TASK DIRECTIONS =>
The data below is to be returned in full and exactly.

----- PROVIDED RECORDS

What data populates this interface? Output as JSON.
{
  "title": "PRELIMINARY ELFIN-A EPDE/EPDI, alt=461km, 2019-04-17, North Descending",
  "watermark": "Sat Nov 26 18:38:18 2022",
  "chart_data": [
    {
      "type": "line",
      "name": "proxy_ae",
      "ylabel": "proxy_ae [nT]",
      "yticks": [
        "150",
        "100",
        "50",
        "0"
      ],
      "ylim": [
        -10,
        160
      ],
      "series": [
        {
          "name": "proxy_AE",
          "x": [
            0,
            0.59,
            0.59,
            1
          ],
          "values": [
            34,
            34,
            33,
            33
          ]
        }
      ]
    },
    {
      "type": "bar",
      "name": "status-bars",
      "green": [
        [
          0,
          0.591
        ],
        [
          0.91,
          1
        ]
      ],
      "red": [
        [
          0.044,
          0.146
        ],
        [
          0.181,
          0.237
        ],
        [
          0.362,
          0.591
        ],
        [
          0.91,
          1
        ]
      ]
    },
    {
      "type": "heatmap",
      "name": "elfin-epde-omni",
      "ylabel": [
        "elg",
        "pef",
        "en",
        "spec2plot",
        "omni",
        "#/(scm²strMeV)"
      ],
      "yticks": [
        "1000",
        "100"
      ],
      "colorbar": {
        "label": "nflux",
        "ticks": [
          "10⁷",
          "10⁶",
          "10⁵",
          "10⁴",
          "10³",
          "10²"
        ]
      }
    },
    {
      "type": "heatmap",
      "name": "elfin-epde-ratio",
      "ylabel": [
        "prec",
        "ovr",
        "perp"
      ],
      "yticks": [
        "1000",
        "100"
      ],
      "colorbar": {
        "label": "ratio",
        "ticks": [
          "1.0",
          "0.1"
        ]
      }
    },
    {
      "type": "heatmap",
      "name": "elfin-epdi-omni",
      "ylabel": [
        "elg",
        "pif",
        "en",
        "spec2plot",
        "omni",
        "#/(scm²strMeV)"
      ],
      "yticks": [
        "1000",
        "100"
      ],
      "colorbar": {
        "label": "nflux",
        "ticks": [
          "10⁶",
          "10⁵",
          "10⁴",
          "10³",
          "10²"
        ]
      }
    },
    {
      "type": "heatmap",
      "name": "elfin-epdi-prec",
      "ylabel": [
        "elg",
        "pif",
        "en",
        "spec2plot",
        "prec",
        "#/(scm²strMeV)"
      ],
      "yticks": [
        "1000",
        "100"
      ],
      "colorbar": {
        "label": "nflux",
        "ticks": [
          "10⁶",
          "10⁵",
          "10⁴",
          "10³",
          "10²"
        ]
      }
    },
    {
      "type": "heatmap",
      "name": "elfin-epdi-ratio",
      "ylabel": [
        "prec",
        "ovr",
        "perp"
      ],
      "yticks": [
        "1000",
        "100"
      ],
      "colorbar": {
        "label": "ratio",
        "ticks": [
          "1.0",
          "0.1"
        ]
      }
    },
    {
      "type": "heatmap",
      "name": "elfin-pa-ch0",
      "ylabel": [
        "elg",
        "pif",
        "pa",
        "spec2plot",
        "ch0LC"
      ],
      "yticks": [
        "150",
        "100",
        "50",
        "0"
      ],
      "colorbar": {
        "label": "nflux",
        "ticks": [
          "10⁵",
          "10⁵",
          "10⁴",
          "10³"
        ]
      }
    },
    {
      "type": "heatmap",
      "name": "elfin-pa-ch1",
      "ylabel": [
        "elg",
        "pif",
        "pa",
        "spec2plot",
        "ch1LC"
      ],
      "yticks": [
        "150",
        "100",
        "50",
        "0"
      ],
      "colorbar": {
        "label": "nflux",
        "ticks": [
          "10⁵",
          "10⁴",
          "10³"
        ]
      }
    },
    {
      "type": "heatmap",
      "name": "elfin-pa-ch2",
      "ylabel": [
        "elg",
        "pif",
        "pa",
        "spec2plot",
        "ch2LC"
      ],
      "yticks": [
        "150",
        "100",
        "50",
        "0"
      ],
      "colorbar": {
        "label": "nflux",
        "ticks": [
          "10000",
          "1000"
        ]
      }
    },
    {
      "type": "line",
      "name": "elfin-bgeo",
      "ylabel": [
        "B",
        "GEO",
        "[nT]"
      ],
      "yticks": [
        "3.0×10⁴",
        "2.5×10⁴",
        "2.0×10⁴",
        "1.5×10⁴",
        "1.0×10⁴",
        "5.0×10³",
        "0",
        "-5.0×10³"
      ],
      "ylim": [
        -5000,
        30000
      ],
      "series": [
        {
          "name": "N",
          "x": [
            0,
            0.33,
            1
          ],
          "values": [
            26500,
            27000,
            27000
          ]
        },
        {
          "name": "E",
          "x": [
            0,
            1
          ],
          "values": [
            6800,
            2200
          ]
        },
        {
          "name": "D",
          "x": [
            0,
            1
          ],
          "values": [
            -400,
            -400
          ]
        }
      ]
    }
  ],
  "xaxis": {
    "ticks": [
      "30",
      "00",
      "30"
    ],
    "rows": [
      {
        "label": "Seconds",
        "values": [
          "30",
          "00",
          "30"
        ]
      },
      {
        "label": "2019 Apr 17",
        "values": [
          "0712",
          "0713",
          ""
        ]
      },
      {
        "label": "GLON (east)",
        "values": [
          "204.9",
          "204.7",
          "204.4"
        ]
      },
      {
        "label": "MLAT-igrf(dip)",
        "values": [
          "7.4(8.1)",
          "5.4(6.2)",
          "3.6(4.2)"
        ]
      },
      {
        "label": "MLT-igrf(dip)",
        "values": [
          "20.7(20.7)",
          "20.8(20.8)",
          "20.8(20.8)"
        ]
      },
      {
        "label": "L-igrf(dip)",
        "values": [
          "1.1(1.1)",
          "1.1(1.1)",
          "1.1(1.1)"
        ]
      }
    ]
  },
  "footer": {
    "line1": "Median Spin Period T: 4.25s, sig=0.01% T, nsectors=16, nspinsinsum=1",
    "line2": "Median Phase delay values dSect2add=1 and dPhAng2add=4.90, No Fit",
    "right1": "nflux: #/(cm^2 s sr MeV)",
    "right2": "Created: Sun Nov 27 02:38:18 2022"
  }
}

----------

RESULT FOR THIS TASK =>
What data populates this interface? Output as JSON.
{
  "title": "PRELIMINARY ELFIN-A EPDE/EPDI, alt=461km, 2019-04-17, North Descending",
  "watermark": "Sat Nov 26 18:38:18 2022",
  "chart_data": [
    {
      "type": "line",
      "name": "proxy_ae",
      "ylabel": "proxy_ae [nT]",
      "yticks": [
        "150",
        "100",
        "50",
        "0"
      ],
      "ylim": [
        -10,
        160
      ],
      "series": [
        {
          "name": "proxy_AE",
          "x": [
            0,
            0.59,
            0.59,
            1
          ],
          "values": [
            34,
            34,
            33,
            33
          ]
        }
      ]
    },
    {
      "type": "bar",
      "name": "status-bars",
      "green": [
        [
          0,
          0.591
        ],
        [
          0.91,
          1
        ]
      ],
      "red": [
        [
          0.044,
          0.146
        ],
        [
          0.181,
          0.237
        ],
        [
          0.362,
          0.591
        ],
        [
          0.91,
          1
        ]
      ]
    },
    {
      "type": "heatmap",
      "name": "elfin-epde-omni",
      "ylabel": [
        "elg",
        "pef",
        "en",
        "spec2plot",
        "omni",
        "#/(scm²strMeV)"
      ],
      "yticks": [
        "1000",
        "100"
      ],
      "colorbar": {
        "label": "nflux",
        "ticks": [
          "10⁷",
          "10⁶",
          "10⁵",
          "10⁴",
          "10³",
          "10²"
        ]
      }
    },
    {
      "type": "heatmap",
      "name": "elfin-epde-ratio",
      "ylabel": [
        "prec",
        "ovr",
        "perp"
      ],
      "yticks": [
        "1000",
        "100"
      ],
      "colorbar": {
        "label": "ratio",
        "ticks": [
          "1.0",
          "0.1"
        ]
      }
    },
    {
      "type": "heatmap",
      "name": "elfin-epdi-omni",
      "ylabel": [
        "elg",
        "pif",
        "en",
        "spec2plot",
        "omni",
        "#/(scm²strMeV)"
      ],
      "yticks": [
        "1000",
        "100"
      ],
      "colorbar": {
        "label": "nflux",
        "ticks": [
          "10⁶",
          "10⁵",
          "10⁴",
          "10³",
          "10²"
        ]
      }
    },
    {
      "type": "heatmap",
      "name": "elfin-epdi-prec",
      "ylabel": [
        "elg",
        "pif",
        "en",
        "spec2plot",
        "prec",
        "#/(scm²strMeV)"
      ],
      "yticks": [
        "1000",
        "100"
      ],
      "colorbar": {
        "label": "nflux",
        "ticks": [
          "10⁶",
          "10⁵",
          "10⁴",
          "10³",
          "10²"
        ]
      }
    },
    {
      "type": "heatmap",
      "name": "elfin-epdi-ratio",
      "ylabel": [
        "prec",
        "ovr",
        "perp"
      ],
      "yticks": [
        "1000",
        "100"
      ],
      "colorbar": {
        "label": "ratio",
        "ticks": [
          "1.0",
          "0.1"
        ]
      }
    },
    {
      "type": "heatmap",
      "name": "elfin-pa-ch0",
      "ylabel": [
        "elg",
        "pif",
        "pa",
        "spec2plot",
        "ch0LC"
      ],
      "yticks": [
        "150",
        "100",
        "50",
        "0"
      ],
      "colorbar": {
        "label": "nflux",
        "ticks": [
          "10⁵",
          "10⁵",
          "10⁴",
          "10³"
        ]
      }
    },
    {
      "type": "heatmap",
      "name": "elfin-pa-ch1",
      "ylabel": [
        "elg",
        "pif",
        "pa",
        "spec2plot",
        "ch1LC"
      ],
      "yticks": [
        "150",
        "100",
        "50",
        "0"
      ],
      "colorbar": {
        "label": "nflux",
        "ticks": [
          "10⁵",
          "10⁴",
          "10³"
        ]
      }
    },
    {
      "type": "heatmap",
      "name": "elfin-pa-ch2",
      "ylabel": [
        "elg",
        "pif",
        "pa",
        "spec2plot",
        "ch2LC"
      ],
      "yticks": [
        "150",
        "100",
        "50",
        "0"
      ],
      "colorbar": {
        "label": "nflux",
        "ticks": [
          "10000",
          "1000"
        ]
      }
    },
    {
      "type": "line",
      "name": "elfin-bgeo",
      "ylabel": [
        "B",
        "GEO",
        "[nT]"
      ],
      "yticks": [
        "3.0×10⁴",
        "2.5×10⁴",
        "2.0×10⁴",
        "1.5×10⁴",
        "1.0×10⁴",
        "5.0×10³",
        "0",
        "-5.0×10³"
      ],
      "ylim": [
        -5000,
        30000
      ],
      "series": [
        {
          "name": "N",
          "x": [
            0,
            0.33,
            1
          ],
          "values": [
            26500,
            27000,
            27000
          ]
        },
        {
          "name": "E",
          "x": [
            0,
            1
          ],
          "values": [
            6800,
            2200
          ]
        },
        {
          "name": "D",
          "x": [
            0,
            1
          ],
          "values": [
            -400,
            -400
          ]
        }
      ]
    }
  ],
  "xaxis": {
    "ticks": [
      "30",
      "00",
      "30"
    ],
    "rows": [
      {
        "label": "Seconds",
        "values": [
          "30",
          "00",
          "30"
        ]
      },
      {
        "label": "2019 Apr 17",
        "values": [
          "0712",
          "0713",
          ""
        ]
      },
      {
        "label": "GLON (east)",
        "values": [
          "204.9",
          "204.7",
          "204.4"
        ]
      },
      {
        "label": "MLAT-igrf(dip)",
        "values": [
          "7.4(8.1)",
          "5.4(6.2)",
          "3.6(4.2)"
        ]
      },
      {
        "label": "MLT-igrf(dip)",
        "values": [
          "20.7(20.7)",
          "20.8(20.8)",
          "20.8(20.8)"
        ]
      },
      {
        "label": "L-igrf(dip)",
        "values": [
          "1.1(1.1)",
          "1.1(1.1)",
          "1.1(1.1)"
        ]
      }
    ]
  },
  "footer": {
    "line1": "Median Spin Period T: 4.25s, sig=0.01% T, nsectors=16, nspinsinsum=1",
    "line2": "Median Phase delay values dSect2add=1 and dPhAng2add=4.90, No Fit",
    "right1": "nflux: #/(cm^2 s sr MeV)",
    "right2": "Created: Sun Nov 27 02:38:18 2022"
  }
}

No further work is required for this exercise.